Task goal:
Only the number is wanted: how many lines contain the string "TEXTILE"?

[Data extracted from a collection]
◆ ◆ ◆ ◆ ◆ ◆ ◆

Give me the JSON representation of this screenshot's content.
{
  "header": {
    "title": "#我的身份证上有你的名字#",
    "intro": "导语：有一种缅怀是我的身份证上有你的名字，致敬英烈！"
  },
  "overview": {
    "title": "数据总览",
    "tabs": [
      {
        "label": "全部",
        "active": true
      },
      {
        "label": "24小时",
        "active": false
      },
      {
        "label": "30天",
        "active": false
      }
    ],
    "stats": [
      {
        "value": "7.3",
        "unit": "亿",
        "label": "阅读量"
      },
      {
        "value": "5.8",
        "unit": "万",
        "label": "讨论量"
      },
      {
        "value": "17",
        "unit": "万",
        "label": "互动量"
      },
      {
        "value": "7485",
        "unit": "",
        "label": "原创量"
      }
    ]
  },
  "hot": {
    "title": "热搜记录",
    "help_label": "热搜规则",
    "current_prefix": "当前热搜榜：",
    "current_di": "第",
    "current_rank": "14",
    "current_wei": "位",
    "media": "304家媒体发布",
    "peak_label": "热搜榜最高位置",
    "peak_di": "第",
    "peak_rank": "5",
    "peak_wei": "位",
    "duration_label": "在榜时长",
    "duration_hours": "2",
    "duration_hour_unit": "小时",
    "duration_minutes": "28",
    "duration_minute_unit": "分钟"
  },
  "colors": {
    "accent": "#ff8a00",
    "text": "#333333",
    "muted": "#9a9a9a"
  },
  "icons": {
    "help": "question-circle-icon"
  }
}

◆ ◆ ◆ ◆ ◆ ◆ ◆

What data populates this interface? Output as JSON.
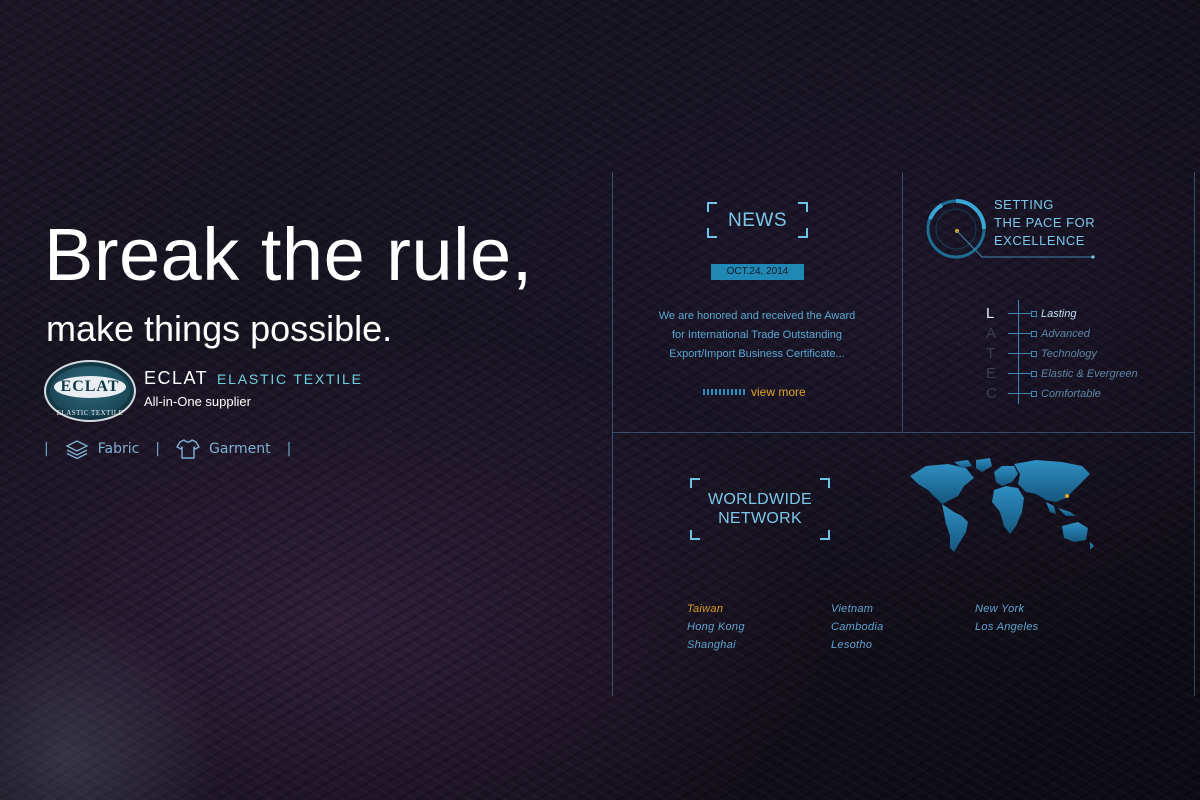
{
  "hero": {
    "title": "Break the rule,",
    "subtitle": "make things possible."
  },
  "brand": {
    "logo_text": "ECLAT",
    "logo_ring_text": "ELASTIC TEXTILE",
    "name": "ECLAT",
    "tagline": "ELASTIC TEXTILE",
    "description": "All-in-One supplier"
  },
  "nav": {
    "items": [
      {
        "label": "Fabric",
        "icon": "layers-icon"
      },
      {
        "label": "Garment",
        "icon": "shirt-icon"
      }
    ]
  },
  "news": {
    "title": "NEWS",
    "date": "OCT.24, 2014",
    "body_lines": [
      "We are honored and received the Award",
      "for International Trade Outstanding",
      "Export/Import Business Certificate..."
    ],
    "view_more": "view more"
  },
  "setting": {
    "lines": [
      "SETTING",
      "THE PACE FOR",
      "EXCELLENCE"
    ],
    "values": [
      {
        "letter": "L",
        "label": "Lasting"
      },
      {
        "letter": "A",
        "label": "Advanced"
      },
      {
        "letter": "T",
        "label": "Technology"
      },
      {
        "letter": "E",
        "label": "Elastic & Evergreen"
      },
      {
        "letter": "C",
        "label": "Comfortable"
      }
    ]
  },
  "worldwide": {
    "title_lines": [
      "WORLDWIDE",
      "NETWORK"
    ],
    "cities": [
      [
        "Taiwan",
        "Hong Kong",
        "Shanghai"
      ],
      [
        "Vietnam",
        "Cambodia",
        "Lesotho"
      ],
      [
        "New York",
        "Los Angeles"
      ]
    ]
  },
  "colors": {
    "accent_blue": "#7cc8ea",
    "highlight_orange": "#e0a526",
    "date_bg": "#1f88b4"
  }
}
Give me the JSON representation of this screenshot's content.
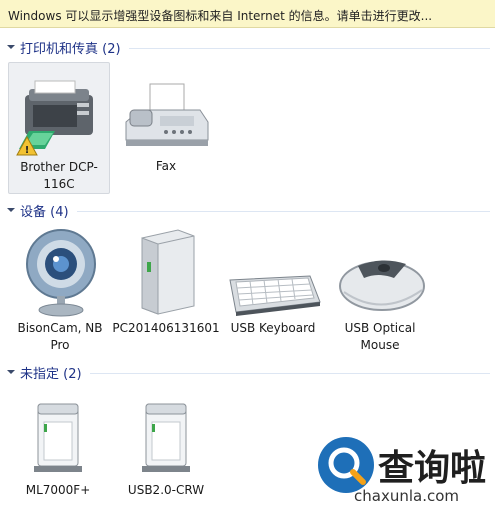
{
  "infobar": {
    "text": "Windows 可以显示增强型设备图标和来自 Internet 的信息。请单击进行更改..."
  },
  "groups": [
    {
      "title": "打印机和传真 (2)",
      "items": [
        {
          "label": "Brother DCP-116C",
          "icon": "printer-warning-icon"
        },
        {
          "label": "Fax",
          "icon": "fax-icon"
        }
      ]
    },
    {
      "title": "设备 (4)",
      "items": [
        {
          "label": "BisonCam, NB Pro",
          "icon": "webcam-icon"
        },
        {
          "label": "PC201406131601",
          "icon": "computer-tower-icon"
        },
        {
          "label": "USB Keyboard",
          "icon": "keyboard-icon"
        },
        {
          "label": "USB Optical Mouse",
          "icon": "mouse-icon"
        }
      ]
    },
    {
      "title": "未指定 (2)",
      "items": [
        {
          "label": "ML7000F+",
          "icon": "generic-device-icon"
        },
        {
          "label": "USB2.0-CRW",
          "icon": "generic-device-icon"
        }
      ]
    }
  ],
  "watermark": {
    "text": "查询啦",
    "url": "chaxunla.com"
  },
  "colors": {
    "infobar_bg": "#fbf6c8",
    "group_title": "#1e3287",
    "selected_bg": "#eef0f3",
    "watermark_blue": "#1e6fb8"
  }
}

◆ ◆ ◆ ◆ ◆ ◆ ◆

Full response:
2